• _Exercise requirements_
Emit the data below verbatim, stripping out any pictures.

• _Data to process_
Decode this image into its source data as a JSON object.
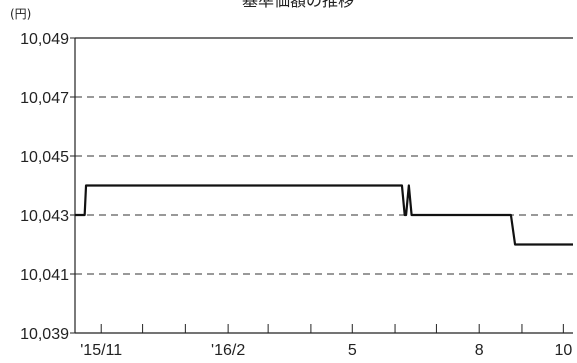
{
  "chart_data": {
    "type": "line",
    "title": "基準価額の推移",
    "unit_label": "(円)",
    "xlabel": "",
    "ylabel": "",
    "ylim": [
      10039,
      10049
    ],
    "y_ticks": [
      10039,
      10041,
      10043,
      10045,
      10047,
      10049
    ],
    "y_tick_labels": [
      "10,039",
      "10,041",
      "10,043",
      "10,045",
      "10,047",
      "10,049"
    ],
    "x_ticks": [
      {
        "label": "'15/11",
        "date": "2015-11-01"
      },
      {
        "label": "'16/2",
        "date": "2016-02-01"
      },
      {
        "label": "5",
        "date": "2016-05-01"
      },
      {
        "label": "8",
        "date": "2016-08-01"
      },
      {
        "label": "10",
        "date": "2016-10-01"
      }
    ],
    "x_minor_ticks": [
      "2015-12-01",
      "2016-01-01",
      "2016-03-01",
      "2016-04-01",
      "2016-06-01",
      "2016-07-01",
      "2016-09-01"
    ],
    "x_range": [
      "2015-10-13",
      "2016-10-08"
    ],
    "grid": "horizontal dashed",
    "series": [
      {
        "name": "",
        "color": "#111111",
        "points": [
          [
            "2015-10-13",
            10043
          ],
          [
            "2015-10-20",
            10043
          ],
          [
            "2015-10-21",
            10044
          ],
          [
            "2016-06-06",
            10044
          ],
          [
            "2016-06-08",
            10043
          ],
          [
            "2016-06-09",
            10043
          ],
          [
            "2016-06-11",
            10044
          ],
          [
            "2016-06-13",
            10043
          ],
          [
            "2016-08-24",
            10043
          ],
          [
            "2016-08-27",
            10042
          ],
          [
            "2016-10-08",
            10042
          ]
        ]
      }
    ]
  }
}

• _The answer_
Decode this image into its source data as a JSON object.
{
  "chart_data": {
    "type": "line",
    "title": "基準価額の推移",
    "unit_label": "(円)",
    "xlabel": "",
    "ylabel": "",
    "ylim": [
      10039,
      10049
    ],
    "y_ticks": [
      10039,
      10041,
      10043,
      10045,
      10047,
      10049
    ],
    "y_tick_labels": [
      "10,039",
      "10,041",
      "10,043",
      "10,045",
      "10,047",
      "10,049"
    ],
    "x_ticks": [
      {
        "label": "'15/11",
        "date": "2015-11-01"
      },
      {
        "label": "'16/2",
        "date": "2016-02-01"
      },
      {
        "label": "5",
        "date": "2016-05-01"
      },
      {
        "label": "8",
        "date": "2016-08-01"
      },
      {
        "label": "10",
        "date": "2016-10-01"
      }
    ],
    "x_minor_ticks": [
      "2015-12-01",
      "2016-01-01",
      "2016-03-01",
      "2016-04-01",
      "2016-06-01",
      "2016-07-01",
      "2016-09-01"
    ],
    "x_range": [
      "2015-10-13",
      "2016-10-08"
    ],
    "grid": "horizontal dashed",
    "series": [
      {
        "name": "",
        "color": "#111111",
        "points": [
          [
            "2015-10-13",
            10043
          ],
          [
            "2015-10-20",
            10043
          ],
          [
            "2015-10-21",
            10044
          ],
          [
            "2016-06-06",
            10044
          ],
          [
            "2016-06-08",
            10043
          ],
          [
            "2016-06-09",
            10043
          ],
          [
            "2016-06-11",
            10044
          ],
          [
            "2016-06-13",
            10043
          ],
          [
            "2016-08-24",
            10043
          ],
          [
            "2016-08-27",
            10042
          ],
          [
            "2016-10-08",
            10042
          ]
        ]
      }
    ]
  }
}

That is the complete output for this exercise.